Record set
+++
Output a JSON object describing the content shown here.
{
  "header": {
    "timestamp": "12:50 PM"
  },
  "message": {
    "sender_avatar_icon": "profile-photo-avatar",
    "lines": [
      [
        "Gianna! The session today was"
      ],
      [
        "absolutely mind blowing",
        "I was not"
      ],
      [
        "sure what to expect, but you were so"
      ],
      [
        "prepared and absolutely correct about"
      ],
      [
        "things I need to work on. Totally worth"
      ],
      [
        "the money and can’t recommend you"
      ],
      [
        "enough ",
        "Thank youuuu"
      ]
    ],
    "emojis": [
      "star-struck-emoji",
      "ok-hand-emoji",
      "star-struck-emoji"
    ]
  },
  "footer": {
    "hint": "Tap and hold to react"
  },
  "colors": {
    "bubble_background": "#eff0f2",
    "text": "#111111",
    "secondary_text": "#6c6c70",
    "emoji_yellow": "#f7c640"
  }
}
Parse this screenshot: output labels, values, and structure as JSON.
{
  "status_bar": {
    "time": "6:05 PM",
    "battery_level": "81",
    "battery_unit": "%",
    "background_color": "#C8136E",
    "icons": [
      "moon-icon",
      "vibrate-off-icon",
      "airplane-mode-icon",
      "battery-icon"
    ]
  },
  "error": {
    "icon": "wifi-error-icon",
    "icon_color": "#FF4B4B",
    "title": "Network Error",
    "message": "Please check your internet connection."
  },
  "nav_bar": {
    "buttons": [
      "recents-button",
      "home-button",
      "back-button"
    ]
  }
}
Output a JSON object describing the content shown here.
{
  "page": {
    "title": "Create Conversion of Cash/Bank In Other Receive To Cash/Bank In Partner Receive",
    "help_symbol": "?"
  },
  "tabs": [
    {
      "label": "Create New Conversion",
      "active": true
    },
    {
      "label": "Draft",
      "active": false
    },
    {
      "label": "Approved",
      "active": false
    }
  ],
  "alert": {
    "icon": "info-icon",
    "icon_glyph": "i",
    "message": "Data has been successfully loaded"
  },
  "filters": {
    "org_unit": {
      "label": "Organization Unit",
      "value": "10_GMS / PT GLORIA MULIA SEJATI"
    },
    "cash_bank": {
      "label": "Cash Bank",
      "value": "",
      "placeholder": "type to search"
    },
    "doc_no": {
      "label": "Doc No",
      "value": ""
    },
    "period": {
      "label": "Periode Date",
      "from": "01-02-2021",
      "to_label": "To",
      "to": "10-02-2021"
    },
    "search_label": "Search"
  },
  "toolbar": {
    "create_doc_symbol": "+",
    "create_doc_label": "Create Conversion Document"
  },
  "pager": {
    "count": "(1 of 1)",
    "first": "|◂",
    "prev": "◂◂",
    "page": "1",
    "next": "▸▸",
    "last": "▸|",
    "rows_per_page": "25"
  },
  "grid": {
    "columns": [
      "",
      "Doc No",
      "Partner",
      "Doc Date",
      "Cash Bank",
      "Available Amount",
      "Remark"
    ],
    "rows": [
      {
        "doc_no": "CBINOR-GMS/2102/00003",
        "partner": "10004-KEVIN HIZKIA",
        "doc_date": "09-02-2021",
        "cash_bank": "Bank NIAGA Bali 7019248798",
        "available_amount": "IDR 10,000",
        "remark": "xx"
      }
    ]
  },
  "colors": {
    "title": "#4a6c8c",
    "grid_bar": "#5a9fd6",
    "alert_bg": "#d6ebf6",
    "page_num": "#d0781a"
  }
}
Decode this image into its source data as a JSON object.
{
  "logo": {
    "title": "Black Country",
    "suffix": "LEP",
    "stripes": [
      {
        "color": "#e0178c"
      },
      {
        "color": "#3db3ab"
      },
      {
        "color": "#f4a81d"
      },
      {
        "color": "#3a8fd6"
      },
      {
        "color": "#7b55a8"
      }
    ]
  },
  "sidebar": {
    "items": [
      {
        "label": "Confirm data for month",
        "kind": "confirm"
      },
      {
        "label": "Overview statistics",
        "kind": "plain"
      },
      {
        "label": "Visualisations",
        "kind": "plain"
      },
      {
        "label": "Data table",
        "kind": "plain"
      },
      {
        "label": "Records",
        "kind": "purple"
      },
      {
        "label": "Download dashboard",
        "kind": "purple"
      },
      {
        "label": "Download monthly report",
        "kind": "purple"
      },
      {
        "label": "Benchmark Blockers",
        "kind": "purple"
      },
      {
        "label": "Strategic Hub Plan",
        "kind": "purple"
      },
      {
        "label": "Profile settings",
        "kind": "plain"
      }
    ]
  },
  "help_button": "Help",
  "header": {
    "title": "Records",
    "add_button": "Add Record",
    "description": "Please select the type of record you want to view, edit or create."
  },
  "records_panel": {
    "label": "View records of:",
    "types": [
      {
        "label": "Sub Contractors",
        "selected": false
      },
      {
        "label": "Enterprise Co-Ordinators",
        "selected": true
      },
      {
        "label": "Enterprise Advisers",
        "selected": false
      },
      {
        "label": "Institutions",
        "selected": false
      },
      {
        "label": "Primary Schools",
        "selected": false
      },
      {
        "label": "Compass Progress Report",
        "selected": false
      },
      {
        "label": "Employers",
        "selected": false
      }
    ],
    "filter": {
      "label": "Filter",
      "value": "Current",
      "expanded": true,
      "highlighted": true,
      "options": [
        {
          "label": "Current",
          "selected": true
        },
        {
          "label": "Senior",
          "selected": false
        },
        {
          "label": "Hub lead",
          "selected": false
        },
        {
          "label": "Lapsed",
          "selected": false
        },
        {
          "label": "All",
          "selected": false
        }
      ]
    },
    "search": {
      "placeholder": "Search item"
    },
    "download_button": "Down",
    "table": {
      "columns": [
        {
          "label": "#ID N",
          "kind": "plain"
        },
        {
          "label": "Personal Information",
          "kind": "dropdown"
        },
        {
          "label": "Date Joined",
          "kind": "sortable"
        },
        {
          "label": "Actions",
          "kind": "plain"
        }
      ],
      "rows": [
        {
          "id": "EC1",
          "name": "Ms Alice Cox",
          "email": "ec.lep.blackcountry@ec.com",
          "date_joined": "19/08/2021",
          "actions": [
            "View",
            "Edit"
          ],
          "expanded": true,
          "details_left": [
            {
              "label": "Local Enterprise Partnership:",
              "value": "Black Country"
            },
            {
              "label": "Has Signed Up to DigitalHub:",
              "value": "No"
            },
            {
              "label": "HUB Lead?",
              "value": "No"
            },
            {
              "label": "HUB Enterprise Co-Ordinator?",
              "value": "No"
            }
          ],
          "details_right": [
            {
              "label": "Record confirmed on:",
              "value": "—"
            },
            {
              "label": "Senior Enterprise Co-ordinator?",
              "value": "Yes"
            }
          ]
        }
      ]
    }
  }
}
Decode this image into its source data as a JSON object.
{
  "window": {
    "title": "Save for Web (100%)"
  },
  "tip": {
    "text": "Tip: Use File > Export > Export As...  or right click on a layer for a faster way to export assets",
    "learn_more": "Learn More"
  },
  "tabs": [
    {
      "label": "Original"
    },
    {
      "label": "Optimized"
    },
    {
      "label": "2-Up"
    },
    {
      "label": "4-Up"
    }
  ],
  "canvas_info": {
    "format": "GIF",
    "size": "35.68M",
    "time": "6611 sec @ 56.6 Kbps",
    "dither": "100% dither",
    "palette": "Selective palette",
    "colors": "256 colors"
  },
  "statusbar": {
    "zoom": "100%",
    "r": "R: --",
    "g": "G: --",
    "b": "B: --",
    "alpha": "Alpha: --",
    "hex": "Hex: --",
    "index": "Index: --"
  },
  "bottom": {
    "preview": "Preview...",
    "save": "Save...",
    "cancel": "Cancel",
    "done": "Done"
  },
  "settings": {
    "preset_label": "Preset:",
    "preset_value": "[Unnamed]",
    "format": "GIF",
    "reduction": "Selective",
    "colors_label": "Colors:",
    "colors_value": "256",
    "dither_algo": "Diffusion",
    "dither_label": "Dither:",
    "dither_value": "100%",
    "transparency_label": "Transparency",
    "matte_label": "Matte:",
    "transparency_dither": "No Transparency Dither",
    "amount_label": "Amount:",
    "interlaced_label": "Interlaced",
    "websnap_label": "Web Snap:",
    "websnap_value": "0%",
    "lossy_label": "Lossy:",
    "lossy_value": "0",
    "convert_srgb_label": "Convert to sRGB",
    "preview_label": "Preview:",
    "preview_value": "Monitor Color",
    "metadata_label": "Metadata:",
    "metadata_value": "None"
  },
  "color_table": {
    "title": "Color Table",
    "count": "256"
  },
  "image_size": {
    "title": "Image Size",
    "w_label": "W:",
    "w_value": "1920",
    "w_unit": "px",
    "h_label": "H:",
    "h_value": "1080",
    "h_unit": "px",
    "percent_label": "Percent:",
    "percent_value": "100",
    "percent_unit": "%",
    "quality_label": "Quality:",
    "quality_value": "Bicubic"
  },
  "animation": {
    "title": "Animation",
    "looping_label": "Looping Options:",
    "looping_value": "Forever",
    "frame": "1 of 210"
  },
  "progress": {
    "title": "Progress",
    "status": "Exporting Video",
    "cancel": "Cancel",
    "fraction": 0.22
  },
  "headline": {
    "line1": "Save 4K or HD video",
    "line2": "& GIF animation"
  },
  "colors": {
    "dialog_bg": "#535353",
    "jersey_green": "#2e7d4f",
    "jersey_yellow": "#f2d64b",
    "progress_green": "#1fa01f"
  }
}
+++
Work to complete
Locate the word "true" in the records above, and return each line that has it.

Result for this task
      "active": true
        "selected": true
      "expanded": true,
      "highlighted": true,
          "selected": true
          "expanded": true,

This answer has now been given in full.